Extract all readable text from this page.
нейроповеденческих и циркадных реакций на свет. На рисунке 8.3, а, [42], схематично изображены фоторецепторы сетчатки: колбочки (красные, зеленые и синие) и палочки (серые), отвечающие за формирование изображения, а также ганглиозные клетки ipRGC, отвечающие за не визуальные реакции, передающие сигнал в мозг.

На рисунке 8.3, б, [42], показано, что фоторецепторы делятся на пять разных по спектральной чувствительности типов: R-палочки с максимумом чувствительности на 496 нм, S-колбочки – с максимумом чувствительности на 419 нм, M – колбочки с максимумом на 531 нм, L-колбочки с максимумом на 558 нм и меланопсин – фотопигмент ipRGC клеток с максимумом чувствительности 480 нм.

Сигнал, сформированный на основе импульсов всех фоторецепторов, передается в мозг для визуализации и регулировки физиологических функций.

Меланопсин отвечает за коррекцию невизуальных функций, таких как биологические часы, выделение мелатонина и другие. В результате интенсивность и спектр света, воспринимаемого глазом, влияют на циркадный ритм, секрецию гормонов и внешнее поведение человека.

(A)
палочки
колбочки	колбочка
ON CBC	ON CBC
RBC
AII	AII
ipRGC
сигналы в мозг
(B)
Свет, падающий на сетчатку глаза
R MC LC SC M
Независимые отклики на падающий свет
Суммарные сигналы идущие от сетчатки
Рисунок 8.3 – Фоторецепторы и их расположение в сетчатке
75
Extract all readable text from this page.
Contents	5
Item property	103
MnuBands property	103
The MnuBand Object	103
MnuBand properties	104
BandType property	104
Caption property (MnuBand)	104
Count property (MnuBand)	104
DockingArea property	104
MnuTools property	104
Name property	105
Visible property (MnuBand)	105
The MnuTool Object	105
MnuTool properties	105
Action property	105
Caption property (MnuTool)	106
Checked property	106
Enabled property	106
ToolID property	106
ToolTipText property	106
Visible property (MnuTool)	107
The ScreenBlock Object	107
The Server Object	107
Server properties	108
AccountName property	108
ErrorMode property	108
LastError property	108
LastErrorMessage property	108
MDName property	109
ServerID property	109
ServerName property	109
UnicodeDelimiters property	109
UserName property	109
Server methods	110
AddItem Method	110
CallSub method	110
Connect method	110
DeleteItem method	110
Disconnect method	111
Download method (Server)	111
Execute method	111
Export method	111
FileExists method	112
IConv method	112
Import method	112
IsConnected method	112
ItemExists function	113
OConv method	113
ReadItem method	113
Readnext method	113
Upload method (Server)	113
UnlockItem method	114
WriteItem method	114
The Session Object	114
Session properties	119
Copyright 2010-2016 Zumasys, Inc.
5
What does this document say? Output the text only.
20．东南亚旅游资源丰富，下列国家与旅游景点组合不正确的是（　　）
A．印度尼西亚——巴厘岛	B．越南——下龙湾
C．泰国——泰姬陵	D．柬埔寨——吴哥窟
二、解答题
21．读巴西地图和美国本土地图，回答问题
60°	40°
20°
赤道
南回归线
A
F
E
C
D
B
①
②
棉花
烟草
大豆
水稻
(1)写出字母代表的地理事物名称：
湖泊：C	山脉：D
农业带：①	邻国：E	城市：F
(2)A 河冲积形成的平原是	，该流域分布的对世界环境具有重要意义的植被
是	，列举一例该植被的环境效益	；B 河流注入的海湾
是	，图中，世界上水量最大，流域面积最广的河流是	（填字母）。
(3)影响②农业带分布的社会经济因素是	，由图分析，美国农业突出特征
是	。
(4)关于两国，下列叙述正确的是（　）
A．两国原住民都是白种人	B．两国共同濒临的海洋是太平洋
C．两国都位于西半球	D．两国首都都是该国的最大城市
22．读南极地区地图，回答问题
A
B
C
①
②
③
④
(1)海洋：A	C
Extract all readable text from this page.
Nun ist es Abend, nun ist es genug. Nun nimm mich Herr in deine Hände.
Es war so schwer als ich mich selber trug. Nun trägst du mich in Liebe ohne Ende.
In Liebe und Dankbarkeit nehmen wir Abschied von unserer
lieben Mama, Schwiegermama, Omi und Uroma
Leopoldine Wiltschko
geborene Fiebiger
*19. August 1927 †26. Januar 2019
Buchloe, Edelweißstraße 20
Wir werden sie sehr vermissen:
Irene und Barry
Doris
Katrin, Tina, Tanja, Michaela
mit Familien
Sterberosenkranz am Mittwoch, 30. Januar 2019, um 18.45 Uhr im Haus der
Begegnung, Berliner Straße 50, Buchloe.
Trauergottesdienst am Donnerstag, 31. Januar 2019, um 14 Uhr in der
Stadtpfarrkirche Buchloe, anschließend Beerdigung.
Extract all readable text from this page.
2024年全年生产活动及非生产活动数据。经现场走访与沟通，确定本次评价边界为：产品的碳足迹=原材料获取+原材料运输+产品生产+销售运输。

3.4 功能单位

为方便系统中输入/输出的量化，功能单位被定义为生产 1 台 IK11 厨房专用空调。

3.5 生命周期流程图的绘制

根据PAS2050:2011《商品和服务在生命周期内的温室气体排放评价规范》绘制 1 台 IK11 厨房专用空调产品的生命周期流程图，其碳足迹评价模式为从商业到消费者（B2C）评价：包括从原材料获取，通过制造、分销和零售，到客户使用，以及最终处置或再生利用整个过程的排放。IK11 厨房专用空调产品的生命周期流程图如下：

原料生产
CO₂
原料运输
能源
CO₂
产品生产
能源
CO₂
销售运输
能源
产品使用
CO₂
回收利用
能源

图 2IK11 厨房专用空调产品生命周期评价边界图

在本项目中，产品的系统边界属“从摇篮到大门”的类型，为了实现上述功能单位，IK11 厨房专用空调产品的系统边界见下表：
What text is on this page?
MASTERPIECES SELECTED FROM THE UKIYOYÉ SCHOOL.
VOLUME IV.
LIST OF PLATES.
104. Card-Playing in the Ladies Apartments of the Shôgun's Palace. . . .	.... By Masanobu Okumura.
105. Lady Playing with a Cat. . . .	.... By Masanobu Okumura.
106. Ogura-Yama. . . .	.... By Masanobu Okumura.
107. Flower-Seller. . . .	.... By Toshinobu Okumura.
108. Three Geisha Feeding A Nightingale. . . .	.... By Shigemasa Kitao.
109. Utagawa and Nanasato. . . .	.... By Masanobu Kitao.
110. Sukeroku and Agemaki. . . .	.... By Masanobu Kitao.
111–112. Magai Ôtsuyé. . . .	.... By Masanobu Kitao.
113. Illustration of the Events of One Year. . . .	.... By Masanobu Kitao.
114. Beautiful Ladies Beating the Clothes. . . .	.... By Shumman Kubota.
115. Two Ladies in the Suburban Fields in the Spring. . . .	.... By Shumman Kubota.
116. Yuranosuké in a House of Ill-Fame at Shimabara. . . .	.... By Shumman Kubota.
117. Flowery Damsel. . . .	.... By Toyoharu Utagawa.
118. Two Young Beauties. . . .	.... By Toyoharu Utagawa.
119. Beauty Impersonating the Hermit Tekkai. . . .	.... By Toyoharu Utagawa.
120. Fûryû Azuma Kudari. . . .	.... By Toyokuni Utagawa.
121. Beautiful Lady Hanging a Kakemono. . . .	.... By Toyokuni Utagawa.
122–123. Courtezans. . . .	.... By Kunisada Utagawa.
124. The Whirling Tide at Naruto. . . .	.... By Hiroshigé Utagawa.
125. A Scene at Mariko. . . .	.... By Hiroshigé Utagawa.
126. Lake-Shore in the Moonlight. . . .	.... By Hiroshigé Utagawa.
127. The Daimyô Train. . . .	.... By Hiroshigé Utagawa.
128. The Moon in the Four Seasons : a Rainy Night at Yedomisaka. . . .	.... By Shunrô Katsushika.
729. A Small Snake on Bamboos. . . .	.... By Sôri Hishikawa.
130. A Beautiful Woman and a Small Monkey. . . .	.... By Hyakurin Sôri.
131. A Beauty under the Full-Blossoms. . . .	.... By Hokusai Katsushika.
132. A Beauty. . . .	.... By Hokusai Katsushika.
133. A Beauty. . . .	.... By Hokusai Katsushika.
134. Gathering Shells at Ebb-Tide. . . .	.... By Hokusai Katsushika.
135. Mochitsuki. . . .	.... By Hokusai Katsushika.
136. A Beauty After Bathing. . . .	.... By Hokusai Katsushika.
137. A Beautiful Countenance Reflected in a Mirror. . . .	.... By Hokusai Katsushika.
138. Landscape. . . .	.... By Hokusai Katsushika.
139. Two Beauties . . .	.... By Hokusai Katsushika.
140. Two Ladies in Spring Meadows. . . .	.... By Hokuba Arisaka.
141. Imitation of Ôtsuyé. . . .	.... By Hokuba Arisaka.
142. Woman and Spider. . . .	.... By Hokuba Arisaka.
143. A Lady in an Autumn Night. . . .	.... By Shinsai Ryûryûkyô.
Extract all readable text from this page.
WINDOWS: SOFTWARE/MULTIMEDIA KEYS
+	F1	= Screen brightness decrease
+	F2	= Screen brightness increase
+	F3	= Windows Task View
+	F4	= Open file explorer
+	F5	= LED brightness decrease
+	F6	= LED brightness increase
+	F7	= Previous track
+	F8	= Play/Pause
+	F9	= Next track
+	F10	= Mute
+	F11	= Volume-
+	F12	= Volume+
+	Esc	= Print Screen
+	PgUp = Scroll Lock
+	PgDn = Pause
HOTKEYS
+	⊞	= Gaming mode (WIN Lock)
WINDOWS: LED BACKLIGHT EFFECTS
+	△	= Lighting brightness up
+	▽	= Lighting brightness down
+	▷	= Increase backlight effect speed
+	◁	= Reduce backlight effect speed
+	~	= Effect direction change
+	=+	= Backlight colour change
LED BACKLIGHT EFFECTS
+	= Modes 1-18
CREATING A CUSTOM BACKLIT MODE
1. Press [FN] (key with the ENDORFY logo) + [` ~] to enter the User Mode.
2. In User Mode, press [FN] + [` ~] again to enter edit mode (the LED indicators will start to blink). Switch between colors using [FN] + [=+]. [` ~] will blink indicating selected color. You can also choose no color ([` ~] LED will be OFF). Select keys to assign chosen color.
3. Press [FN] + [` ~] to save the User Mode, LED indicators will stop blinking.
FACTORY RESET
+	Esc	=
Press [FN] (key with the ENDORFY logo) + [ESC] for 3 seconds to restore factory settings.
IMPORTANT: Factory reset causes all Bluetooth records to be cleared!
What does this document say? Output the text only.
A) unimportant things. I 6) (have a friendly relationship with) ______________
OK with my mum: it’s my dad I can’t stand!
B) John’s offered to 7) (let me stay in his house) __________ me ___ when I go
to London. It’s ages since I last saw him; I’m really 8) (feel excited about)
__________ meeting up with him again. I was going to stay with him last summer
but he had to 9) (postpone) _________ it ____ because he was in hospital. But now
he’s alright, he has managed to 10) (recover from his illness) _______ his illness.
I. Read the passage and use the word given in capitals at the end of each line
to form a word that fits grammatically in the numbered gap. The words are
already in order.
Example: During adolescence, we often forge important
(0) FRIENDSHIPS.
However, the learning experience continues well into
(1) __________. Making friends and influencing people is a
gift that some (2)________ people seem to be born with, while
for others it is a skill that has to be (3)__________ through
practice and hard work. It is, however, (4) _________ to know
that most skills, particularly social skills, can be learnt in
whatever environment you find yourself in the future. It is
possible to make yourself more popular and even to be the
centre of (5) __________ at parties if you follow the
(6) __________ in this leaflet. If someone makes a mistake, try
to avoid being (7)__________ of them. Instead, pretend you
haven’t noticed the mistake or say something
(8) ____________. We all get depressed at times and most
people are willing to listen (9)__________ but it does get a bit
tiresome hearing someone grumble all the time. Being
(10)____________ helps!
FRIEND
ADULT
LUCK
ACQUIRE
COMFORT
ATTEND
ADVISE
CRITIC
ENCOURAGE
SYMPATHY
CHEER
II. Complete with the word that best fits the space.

——————

# DIRECTIONS FOR THIS TASK
Find each line in the records holding the string "Woman" and show it.

# REPLY
130. A Beautiful Woman and a Small Monkey. . . .	.... By Hyakurin Sôri.
142. Woman and Spider. . . .	.... By Hokuba Arisaka.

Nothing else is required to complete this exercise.